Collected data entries
□ □ □ □ □ □ □
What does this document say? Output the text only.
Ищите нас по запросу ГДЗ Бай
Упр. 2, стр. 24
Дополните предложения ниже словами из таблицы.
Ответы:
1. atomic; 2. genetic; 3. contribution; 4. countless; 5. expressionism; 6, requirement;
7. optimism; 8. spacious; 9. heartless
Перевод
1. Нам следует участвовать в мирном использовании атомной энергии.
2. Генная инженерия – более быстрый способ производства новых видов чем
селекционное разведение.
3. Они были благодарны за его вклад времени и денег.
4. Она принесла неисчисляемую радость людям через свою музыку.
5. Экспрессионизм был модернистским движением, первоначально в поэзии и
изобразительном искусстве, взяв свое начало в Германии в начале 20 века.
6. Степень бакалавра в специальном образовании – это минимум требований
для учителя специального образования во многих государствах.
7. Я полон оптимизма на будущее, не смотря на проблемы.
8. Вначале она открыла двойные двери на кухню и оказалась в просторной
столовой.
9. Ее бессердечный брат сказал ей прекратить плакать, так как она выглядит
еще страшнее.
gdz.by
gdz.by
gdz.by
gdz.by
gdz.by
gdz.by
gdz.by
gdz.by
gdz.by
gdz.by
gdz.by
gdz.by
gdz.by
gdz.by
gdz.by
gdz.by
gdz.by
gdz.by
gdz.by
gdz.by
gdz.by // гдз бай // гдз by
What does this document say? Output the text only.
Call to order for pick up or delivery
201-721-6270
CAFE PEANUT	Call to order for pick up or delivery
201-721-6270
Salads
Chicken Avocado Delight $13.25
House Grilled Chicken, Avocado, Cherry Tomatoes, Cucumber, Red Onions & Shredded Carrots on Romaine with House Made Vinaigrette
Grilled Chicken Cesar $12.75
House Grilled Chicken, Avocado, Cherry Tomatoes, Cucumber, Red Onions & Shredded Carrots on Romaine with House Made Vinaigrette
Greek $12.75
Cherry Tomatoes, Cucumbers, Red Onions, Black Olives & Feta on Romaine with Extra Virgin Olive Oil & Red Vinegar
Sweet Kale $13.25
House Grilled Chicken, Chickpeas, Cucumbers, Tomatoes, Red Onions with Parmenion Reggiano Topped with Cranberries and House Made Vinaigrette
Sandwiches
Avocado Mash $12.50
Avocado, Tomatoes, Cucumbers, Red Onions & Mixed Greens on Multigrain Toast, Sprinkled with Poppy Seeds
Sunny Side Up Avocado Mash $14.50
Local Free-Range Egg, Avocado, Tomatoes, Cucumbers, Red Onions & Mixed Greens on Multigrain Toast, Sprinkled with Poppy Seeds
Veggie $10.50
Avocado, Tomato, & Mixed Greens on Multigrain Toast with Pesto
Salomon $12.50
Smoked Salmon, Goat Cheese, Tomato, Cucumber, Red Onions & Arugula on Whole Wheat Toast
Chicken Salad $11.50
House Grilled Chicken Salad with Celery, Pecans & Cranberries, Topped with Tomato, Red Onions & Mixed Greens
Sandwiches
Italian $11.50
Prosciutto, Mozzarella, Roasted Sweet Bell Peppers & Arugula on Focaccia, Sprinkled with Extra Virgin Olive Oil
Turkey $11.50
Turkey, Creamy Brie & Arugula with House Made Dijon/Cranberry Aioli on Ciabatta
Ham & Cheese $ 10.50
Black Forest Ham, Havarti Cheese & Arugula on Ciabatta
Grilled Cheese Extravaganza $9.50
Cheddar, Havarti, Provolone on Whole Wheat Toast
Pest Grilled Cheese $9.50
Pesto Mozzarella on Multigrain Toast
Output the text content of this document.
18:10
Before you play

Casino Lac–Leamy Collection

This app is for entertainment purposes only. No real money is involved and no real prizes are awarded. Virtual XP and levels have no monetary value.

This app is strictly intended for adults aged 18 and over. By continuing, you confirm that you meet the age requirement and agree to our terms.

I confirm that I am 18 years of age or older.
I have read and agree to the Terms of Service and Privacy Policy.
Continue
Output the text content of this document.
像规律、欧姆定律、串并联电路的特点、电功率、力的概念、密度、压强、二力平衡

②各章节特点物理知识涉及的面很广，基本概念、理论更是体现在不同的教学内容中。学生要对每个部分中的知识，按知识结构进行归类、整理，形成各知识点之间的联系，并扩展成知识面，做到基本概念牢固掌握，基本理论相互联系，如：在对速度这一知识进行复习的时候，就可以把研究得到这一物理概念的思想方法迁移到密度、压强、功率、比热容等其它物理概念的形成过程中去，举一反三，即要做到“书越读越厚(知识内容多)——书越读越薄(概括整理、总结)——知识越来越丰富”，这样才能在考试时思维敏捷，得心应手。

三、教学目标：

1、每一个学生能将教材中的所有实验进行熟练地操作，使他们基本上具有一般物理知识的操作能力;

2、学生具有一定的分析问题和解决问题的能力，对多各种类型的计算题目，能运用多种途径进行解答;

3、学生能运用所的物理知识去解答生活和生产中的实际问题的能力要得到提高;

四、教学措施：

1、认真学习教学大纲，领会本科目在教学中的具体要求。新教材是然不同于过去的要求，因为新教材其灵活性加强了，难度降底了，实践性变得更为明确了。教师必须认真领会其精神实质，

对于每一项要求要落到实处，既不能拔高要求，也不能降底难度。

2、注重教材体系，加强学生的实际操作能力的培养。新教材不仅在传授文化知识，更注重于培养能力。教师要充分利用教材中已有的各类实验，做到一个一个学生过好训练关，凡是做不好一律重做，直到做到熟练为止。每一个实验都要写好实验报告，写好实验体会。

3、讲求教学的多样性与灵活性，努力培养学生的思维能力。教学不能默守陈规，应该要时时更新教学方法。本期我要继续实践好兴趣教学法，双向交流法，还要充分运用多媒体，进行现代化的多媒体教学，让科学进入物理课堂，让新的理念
□ □ □ □ □ □ □
Work to complete
Write out all the records above again, exactly as they stand.

Result
What does this document say? Output the text only.
Ищите нас по запросу ГДЗ Бай
Упр. 2, стр. 24
Дополните предложения ниже словами из таблицы.
Ответы:
1. atomic; 2. genetic; 3. contribution; 4. countless; 5. expressionism; 6, requirement;
7. optimism; 8. spacious; 9. heartless
Перевод
1. Нам следует участвовать в мирном использовании атомной энергии.
2. Генная инженерия – более быстрый способ производства новых видов чем
селекционное разведение.
3. Они были благодарны за его вклад времени и денег.
4. Она принесла неисчисляемую радость людям через свою музыку.
5. Экспрессионизм был модернистским движением, первоначально в поэзии и
изобразительном искусстве, взяв свое начало в Германии в начале 20 века.
6. Степень бакалавра в специальном образовании – это минимум требований
для учителя специального образования во многих государствах.
7. Я полон оптимизма на будущее, не смотря на проблемы.
8. Вначале она открыла двойные двери на кухню и оказалась в просторной
столовой.
9. Ее бессердечный брат сказал ей прекратить плакать, так как она выглядит
еще страшнее.
gdz.by
gdz.by
gdz.by
gdz.by
gdz.by
gdz.by
gdz.by
gdz.by
gdz.by
gdz.by
gdz.by
gdz.by
gdz.by
gdz.by
gdz.by
gdz.by
gdz.by
gdz.by
gdz.by
gdz.by
gdz.by // гдз бай // гдз by
What does this document say? Output the text only.
Call to order for pick up or delivery
201-721-6270
CAFE PEANUT	Call to order for pick up or delivery
201-721-6270
Salads
Chicken Avocado Delight $13.25
House Grilled Chicken, Avocado, Cherry Tomatoes, Cucumber, Red Onions & Shredded Carrots on Romaine with House Made Vinaigrette
Grilled Chicken Cesar $12.75
House Grilled Chicken, Avocado, Cherry Tomatoes, Cucumber, Red Onions & Shredded Carrots on Romaine with House Made Vinaigrette
Greek $12.75
Cherry Tomatoes, Cucumbers, Red Onions, Black Olives & Feta on Romaine with Extra Virgin Olive Oil & Red Vinegar
Sweet Kale $13.25
House Grilled Chicken, Chickpeas, Cucumbers, Tomatoes, Red Onions with Parmenion Reggiano Topped with Cranberries and House Made Vinaigrette
Sandwiches
Avocado Mash $12.50
Avocado, Tomatoes, Cucumbers, Red Onions & Mixed Greens on Multigrain Toast, Sprinkled with Poppy Seeds
Sunny Side Up Avocado Mash $14.50
Local Free-Range Egg, Avocado, Tomatoes, Cucumbers, Red Onions & Mixed Greens on Multigrain Toast, Sprinkled with Poppy Seeds
Veggie $10.50
Avocado, Tomato, & Mixed Greens on Multigrain Toast with Pesto
Salomon $12.50
Smoked Salmon, Goat Cheese, Tomato, Cucumber, Red Onions & Arugula on Whole Wheat Toast
Chicken Salad $11.50
House Grilled Chicken Salad with Celery, Pecans & Cranberries, Topped with Tomato, Red Onions & Mixed Greens
Sandwiches
Italian $11.50
Prosciutto, Mozzarella, Roasted Sweet Bell Peppers & Arugula on Focaccia, Sprinkled with Extra Virgin Olive Oil
Turkey $11.50
Turkey, Creamy Brie & Arugula with House Made Dijon/Cranberry Aioli on Ciabatta
Ham & Cheese $ 10.50
Black Forest Ham, Havarti Cheese & Arugula on Ciabatta
Grilled Cheese Extravaganza $9.50
Cheddar, Havarti, Provolone on Whole Wheat Toast
Pest Grilled Cheese $9.50
Pesto Mozzarella on Multigrain Toast
Output the text content of this document.
18:10
Before you play

Casino Lac–Leamy Collection

This app is for entertainment purposes only. No real money is involved and no real prizes are awarded. Virtual XP and levels have no monetary value.

This app is strictly intended for adults aged 18 and over. By continuing, you confirm that you meet the age requirement and agree to our terms.

I confirm that I am 18 years of age or older.
I have read and agree to the Terms of Service and Privacy Policy.
Continue
Output the text content of this document.
像规律、欧姆定律、串并联电路的特点、电功率、力的概念、密度、压强、二力平衡

②各章节特点物理知识涉及的面很广，基本概念、理论更是体现在不同的教学内容中。学生要对每个部分中的知识，按知识结构进行归类、整理，形成各知识点之间的联系，并扩展成知识面，做到基本概念牢固掌握，基本理论相互联系，如：在对速度这一知识进行复习的时候，就可以把研究得到这一物理概念的思想方法迁移到密度、压强、功率、比热容等其它物理概念的形成过程中去，举一反三，即要做到“书越读越厚(知识内容多)——书越读越薄(概括整理、总结)——知识越来越丰富”，这样才能在考试时思维敏捷，得心应手。

三、教学目标：

1、每一个学生能将教材中的所有实验进行熟练地操作，使他们基本上具有一般物理知识的操作能力;

2、学生具有一定的分析问题和解决问题的能力，对多各种类型的计算题目，能运用多种途径进行解答;

3、学生能运用所的物理知识去解答生活和生产中的实际问题的能力要得到提高;

四、教学措施：

1、认真学习教学大纲，领会本科目在教学中的具体要求。新教材是然不同于过去的要求，因为新教材其灵活性加强了，难度降底了，实践性变得更为明确了。教师必须认真领会其精神实质，

对于每一项要求要落到实处，既不能拔高要求，也不能降底难度。

2、注重教材体系，加强学生的实际操作能力的培养。新教材不仅在传授文化知识，更注重于培养能力。教师要充分利用教材中已有的各类实验，做到一个一个学生过好训练关，凡是做不好一律重做，直到做到熟练为止。每一个实验都要写好实验报告，写好实验体会。

3、讲求教学的多样性与灵活性，努力培养学生的思维能力。教学不能默守陈规，应该要时时更新教学方法。本期我要继续实践好兴趣教学法，双向交流法，还要充分运用多媒体，进行现代化的多媒体教学，让科学进入物理课堂，让新的理念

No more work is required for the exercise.